Stored records:
◆ ◆ ◆

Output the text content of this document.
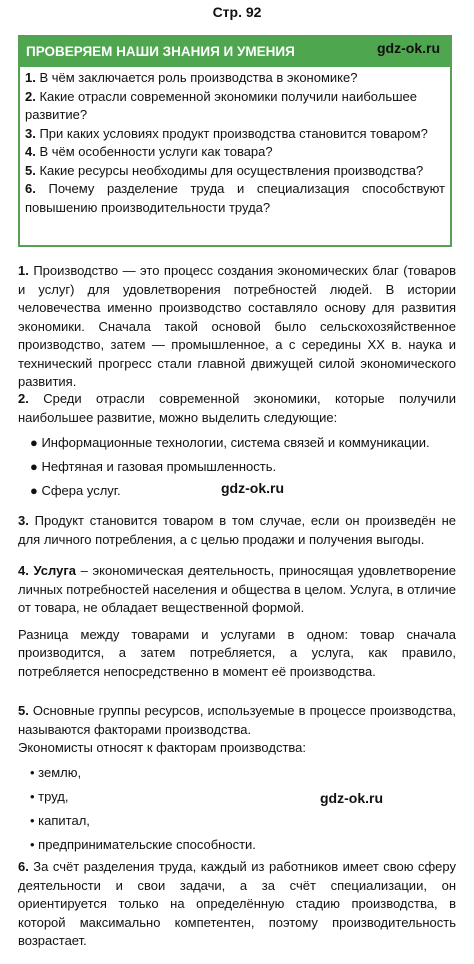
Стр. 92
ПРОВЕРЯЕМ НАШИ ЗНАНИЯ И УМЕНИЯ

1. В чём заключается роль производства в экономике?

2. Какие отрасли современной экономики получили наибольшее развитие?

3. При каких условиях продукт производства становится товаром?

4. В чём особенности услуги как товара?

5. Какие ресурсы необходимы для осуществления производства?

6. Почему разделение труда и специализация способствуют повышению производительности труда?

gdz-ok.ru

1. Производство — это процесс создания экономических благ (товаров и услуг) для удовлетворения потребностей людей. В истории человечества именно производство составляло основу для развития экономики. Сначала такой основой было сельскохозяйственное производство, затем — промышленное, а с середины XX в. наука и технический прогресс стали главной движущей силой экономического развития.

2. Среди отрасли современной экономики, которые получили наибольшее развитие, можно выделить следующие:

● Информационные технологии, система связей и коммуникации.

● Нефтяная и газовая промышленность.

● Сфера услуг.	gdz-ok.ru

3. Продукт становится товаром в том случае, если он произведён не для личного потребления, а с целью продажи и получения выгоды.

4. Услуга – экономическая деятельность, приносящая удовлетворение личных потребностей населения и общества в целом. Услуга, в отличие от товара, не обладает вещественной формой.

Разница между товарами и услугами в одном: товар сначала производится, а затем потребляется, а услуга, как правило, потребляется непосредственно в момент её производства.

5. Основные группы ресурсов, используемые в процессе производства, называются факторами производства.

Экономисты относят к факторам производства:

• землю,

• труд,

• капитал,

• предпринимательские способности.

gdz-ok.ru

6. За счёт разделения труда, каждый из работников имеет свою сферу деятельности и свои задачи, а за счёт специализации, он ориентируется только на определённую стадию производства, в которой максимально компетентен, поэтому производительность возрастает.
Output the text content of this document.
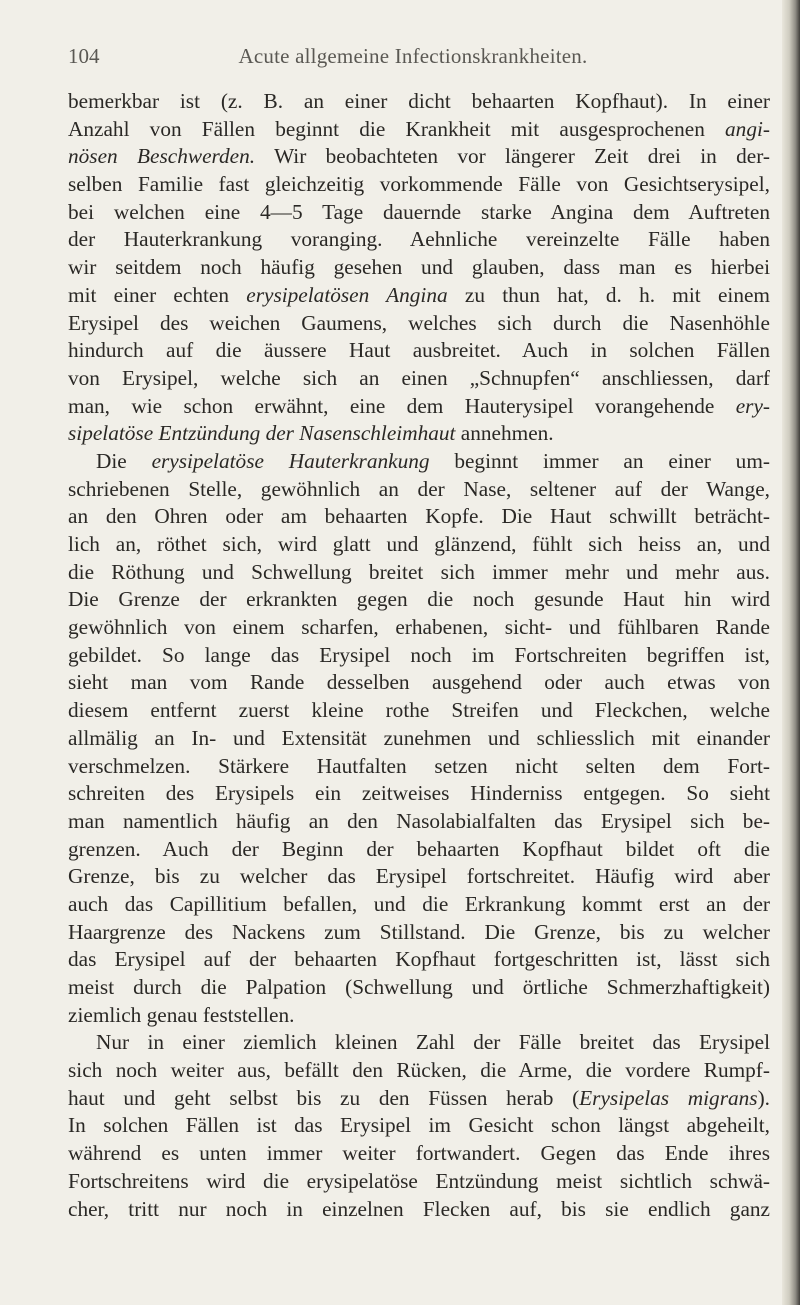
104	Acute allgemeine Infectionskrankheiten.
bemerkbar ist (z. B. an einer dicht behaarten Kopfhaut). In einer
Anzahl von Fällen beginnt die Krankheit mit ausgesprochenen angi-
nösen Beschwerden. Wir beobachteten vor längerer Zeit drei in der-
selben Familie fast gleichzeitig vorkommende Fälle von Gesichtserysipel,
bei welchen eine 4—5 Tage dauernde starke Angina dem Auftreten
der Hauterkrankung voranging. Aehnliche vereinzelte Fälle haben
wir seitdem noch häufig gesehen und glauben, dass man es hierbei
mit einer echten erysipelatösen Angina zu thun hat, d. h. mit einem
Erysipel des weichen Gaumens, welches sich durch die Nasenhöhle
hindurch auf die äussere Haut ausbreitet. Auch in solchen Fällen
von Erysipel, welche sich an einen „Schnupfen“ anschliessen, darf
man, wie schon erwähnt, eine dem Hauterysipel vorangehende ery-
sipelatöse Entzündung der Nasenschleimhaut annehmen.
Die erysipelatöse Hauterkrankung beginnt immer an einer um-
schriebenen Stelle, gewöhnlich an der Nase, seltener auf der Wange,
an den Ohren oder am behaarten Kopfe. Die Haut schwillt beträcht-
lich an, röthet sich, wird glatt und glänzend, fühlt sich heiss an, und
die Röthung und Schwellung breitet sich immer mehr und mehr aus.
Die Grenze der erkrankten gegen die noch gesunde Haut hin wird
gewöhnlich von einem scharfen, erhabenen, sicht- und fühlbaren Rande
gebildet. So lange das Erysipel noch im Fortschreiten begriffen ist,
sieht man vom Rande desselben ausgehend oder auch etwas von
diesem entfernt zuerst kleine rothe Streifen und Fleckchen, welche
allmälig an In- und Extensität zunehmen und schliesslich mit einander
verschmelzen. Stärkere Hautfalten setzen nicht selten dem Fort-
schreiten des Erysipels ein zeitweises Hinderniss entgegen. So sieht
man namentlich häufig an den Nasolabialfalten das Erysipel sich be-
grenzen. Auch der Beginn der behaarten Kopfhaut bildet oft die
Grenze, bis zu welcher das Erysipel fortschreitet. Häufig wird aber
auch das Capillitium befallen, und die Erkrankung kommt erst an der
Haargrenze des Nackens zum Stillstand. Die Grenze, bis zu welcher
das Erysipel auf der behaarten Kopfhaut fortgeschritten ist, lässt sich
meist durch die Palpation (Schwellung und örtliche Schmerzhaftigkeit)
ziemlich genau feststellen.
Nur in einer ziemlich kleinen Zahl der Fälle breitet das Erysipel
sich noch weiter aus, befällt den Rücken, die Arme, die vordere Rumpf-
haut und geht selbst bis zu den Füssen herab (Erysipelas migrans).
In solchen Fällen ist das Erysipel im Gesicht schon längst abgeheilt,
während es unten immer weiter fortwandert. Gegen das Ende ihres
Fortschreitens wird die erysipelatöse Entzündung meist sichtlich schwä-
cher, tritt nur noch in einzelnen Flecken auf, bis sie endlich ganz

◆ ◆ ◆

Task details: Count how many lines above carry the word "экономики". Only the number is required.

Full answer: 3